───── DATASET ENTRIES
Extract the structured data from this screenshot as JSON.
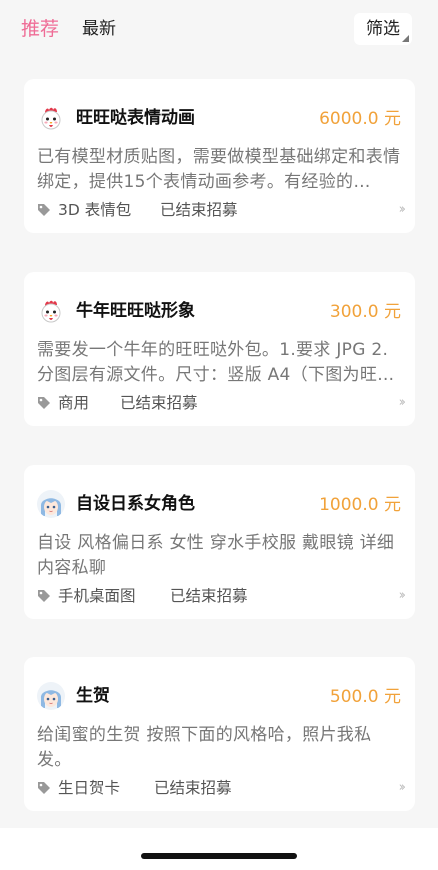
{
  "tabs": [
    {
      "label": "推荐",
      "active": true
    },
    {
      "label": "最新",
      "active": false
    }
  ],
  "filter_label": "筛选",
  "accent_color": "#ef6c96",
  "price_color": "#f1a23a",
  "cards": [
    {
      "avatar": "rooster-avatar-icon",
      "title": "旺旺哒表情动画",
      "price": "6000.0 元",
      "description": "已有模型材质贴图，需要做模型基础绑定和表情绑定，提供15个表情动画参考。有经验的…",
      "tag": "3D 表情包",
      "status": "已结束招募"
    },
    {
      "avatar": "rooster-avatar-icon",
      "title": "牛年旺旺哒形象",
      "price": "300.0 元",
      "description": "需要发一个牛年的旺旺哒外包。1.要求 JPG  2.分图层有源文件。尺寸：竖版 A4（下图为旺…",
      "tag": "商用",
      "status": "已结束招募"
    },
    {
      "avatar": "anime-girl-avatar-icon",
      "title": "自设日系女角色",
      "price": "1000.0 元",
      "description": "自设 风格偏日系 女性 穿水手校服 戴眼镜  详细内容私聊",
      "tag": "手机桌面图",
      "status": "已结束招募"
    },
    {
      "avatar": "anime-girl-avatar-icon",
      "title": "生贺",
      "price": "500.0 元",
      "description": "给闺蜜的生贺 按照下面的风格哈，照片我私发。",
      "tag": "生日贺卡",
      "status": "已结束招募"
    }
  ]
}
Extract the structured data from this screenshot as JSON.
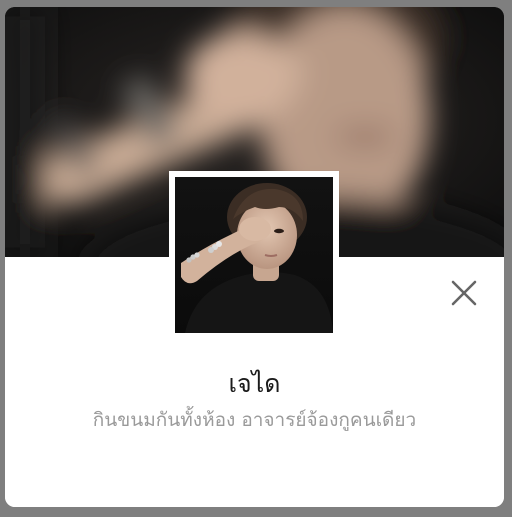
{
  "profile": {
    "display_name": "เจได",
    "status_message": "กินขนมกันทั้งห้อง อาจารย์จ้องกูคนเดียว"
  },
  "icons": {
    "close": "close-icon"
  },
  "colors": {
    "name_text": "#1b1b1b",
    "status_text": "#9a9a9a",
    "card_bg": "#ffffff",
    "cover_bg": "#141414",
    "close_icon": "#666666"
  }
}
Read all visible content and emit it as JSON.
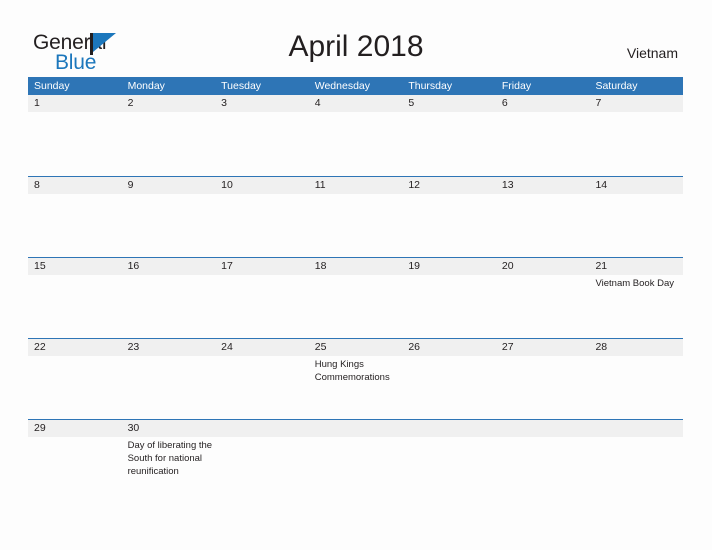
{
  "brand": {
    "name_part1": "General",
    "name_part2": "Blue",
    "accent_color": "#1c77bc"
  },
  "header": {
    "title": "April 2018",
    "country": "Vietnam"
  },
  "calendar": {
    "header_color": "#2e75b6",
    "band_color": "#f0f0f0",
    "weekdays": [
      "Sunday",
      "Monday",
      "Tuesday",
      "Wednesday",
      "Thursday",
      "Friday",
      "Saturday"
    ],
    "weeks": [
      [
        {
          "date": "1",
          "events": []
        },
        {
          "date": "2",
          "events": []
        },
        {
          "date": "3",
          "events": []
        },
        {
          "date": "4",
          "events": []
        },
        {
          "date": "5",
          "events": []
        },
        {
          "date": "6",
          "events": []
        },
        {
          "date": "7",
          "events": []
        }
      ],
      [
        {
          "date": "8",
          "events": []
        },
        {
          "date": "9",
          "events": []
        },
        {
          "date": "10",
          "events": []
        },
        {
          "date": "11",
          "events": []
        },
        {
          "date": "12",
          "events": []
        },
        {
          "date": "13",
          "events": []
        },
        {
          "date": "14",
          "events": []
        }
      ],
      [
        {
          "date": "15",
          "events": []
        },
        {
          "date": "16",
          "events": []
        },
        {
          "date": "17",
          "events": []
        },
        {
          "date": "18",
          "events": []
        },
        {
          "date": "19",
          "events": []
        },
        {
          "date": "20",
          "events": []
        },
        {
          "date": "21",
          "events": [
            "Vietnam Book Day"
          ]
        }
      ],
      [
        {
          "date": "22",
          "events": []
        },
        {
          "date": "23",
          "events": []
        },
        {
          "date": "24",
          "events": []
        },
        {
          "date": "25",
          "events": [
            "Hung Kings Commemorations"
          ]
        },
        {
          "date": "26",
          "events": []
        },
        {
          "date": "27",
          "events": []
        },
        {
          "date": "28",
          "events": []
        }
      ],
      [
        {
          "date": "29",
          "events": []
        },
        {
          "date": "30",
          "events": [
            "Day of liberating the South for national reunification"
          ]
        },
        {
          "date": "",
          "events": []
        },
        {
          "date": "",
          "events": []
        },
        {
          "date": "",
          "events": []
        },
        {
          "date": "",
          "events": []
        },
        {
          "date": "",
          "events": []
        }
      ]
    ]
  }
}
──────────
**YOUR INSTRUCTIONS:** Write out the whole listing again, exactly, with no pictures.

**RESULT:**
Extract the structured data from this screenshot as JSON.
{
  "tabs": [
    {
      "label": "推荐",
      "active": true
    },
    {
      "label": "最新",
      "active": false
    }
  ],
  "filter_label": "筛选",
  "accent_color": "#ef6c96",
  "price_color": "#f1a23a",
  "cards": [
    {
      "avatar": "rooster-avatar-icon",
      "title": "旺旺哒表情动画",
      "price": "6000.0 元",
      "description": "已有模型材质贴图，需要做模型基础绑定和表情绑定，提供15个表情动画参考。有经验的…",
      "tag": "3D 表情包",
      "status": "已结束招募"
    },
    {
      "avatar": "rooster-avatar-icon",
      "title": "牛年旺旺哒形象",
      "price": "300.0 元",
      "description": "需要发一个牛年的旺旺哒外包。1.要求 JPG  2.分图层有源文件。尺寸：竖版 A4（下图为旺…",
      "tag": "商用",
      "status": "已结束招募"
    },
    {
      "avatar": "anime-girl-avatar-icon",
      "title": "自设日系女角色",
      "price": "1000.0 元",
      "description": "自设 风格偏日系 女性 穿水手校服 戴眼镜  详细内容私聊",
      "tag": "手机桌面图",
      "status": "已结束招募"
    },
    {
      "avatar": "anime-girl-avatar-icon",
      "title": "生贺",
      "price": "500.0 元",
      "description": "给闺蜜的生贺 按照下面的风格哈，照片我私发。",
      "tag": "生日贺卡",
      "status": "已结束招募"
    }
  ]
}
Extract the structured data from this screenshot as JSON.
{
  "profile": {
    "display_name": "เจได",
    "status_message": "กินขนมกันทั้งห้อง อาจารย์จ้องกูคนเดียว"
  },
  "icons": {
    "close": "close-icon"
  },
  "colors": {
    "name_text": "#1b1b1b",
    "status_text": "#9a9a9a",
    "card_bg": "#ffffff",
    "cover_bg": "#141414",
    "close_icon": "#666666"
  }
}
Read all visible content and emit it as JSON.
{
  "brand": {
    "name_part1": "General",
    "name_part2": "Blue",
    "accent_color": "#1c77bc"
  },
  "header": {
    "title": "April 2018",
    "country": "Vietnam"
  },
  "calendar": {
    "header_color": "#2e75b6",
    "band_color": "#f0f0f0",
    "weekdays": [
      "Sunday",
      "Monday",
      "Tuesday",
      "Wednesday",
      "Thursday",
      "Friday",
      "Saturday"
    ],
    "weeks": [
      [
        {
          "date": "1",
          "events": []
        },
        {
          "date": "2",
          "events": []
        },
        {
          "date": "3",
          "events": []
        },
        {
          "date": "4",
          "events": []
        },
        {
          "date": "5",
          "events": []
        },
        {
          "date": "6",
          "events": []
        },
        {
          "date": "7",
          "events": []
        }
      ],
      [
        {
          "date": "8",
          "events": []
        },
        {
          "date": "9",
          "events": []
        },
        {
          "date": "10",
          "events": []
        },
        {
          "date": "11",
          "events": []
        },
        {
          "date": "12",
          "events": []
        },
        {
          "date": "13",
          "events": []
        },
        {
          "date": "14",
          "events": []
        }
      ],
      [
        {
          "date": "15",
          "events": []
        },
        {
          "date": "16",
          "events": []
        },
        {
          "date": "17",
          "events": []
        },
        {
          "date": "18",
          "events": []
        },
        {
          "date": "19",
          "events": []
        },
        {
          "date": "20",
          "events": []
        },
        {
          "date": "21",
          "events": [
            "Vietnam Book Day"
          ]
        }
      ],
      [
        {
          "date": "22",
          "events": []
        },
        {
          "date": "23",
          "events": []
        },
        {
          "date": "24",
          "events": []
        },
        {
          "date": "25",
          "events": [
            "Hung Kings Commemorations"
          ]
        },
        {
          "date": "26",
          "events": []
        },
        {
          "date": "27",
          "events": []
        },
        {
          "date": "28",
          "events": []
        }
      ],
      [
        {
          "date": "29",
          "events": []
        },
        {
          "date": "30",
          "events": [
            "Day of liberating the South for national reunification"
          ]
        },
        {
          "date": "",
          "events": []
        },
        {
          "date": "",
          "events": []
        },
        {
          "date": "",
          "events": []
        },
        {
          "date": "",
          "events": []
        },
        {
          "date": "",
          "events": []
        }
      ]
    ]
  }
}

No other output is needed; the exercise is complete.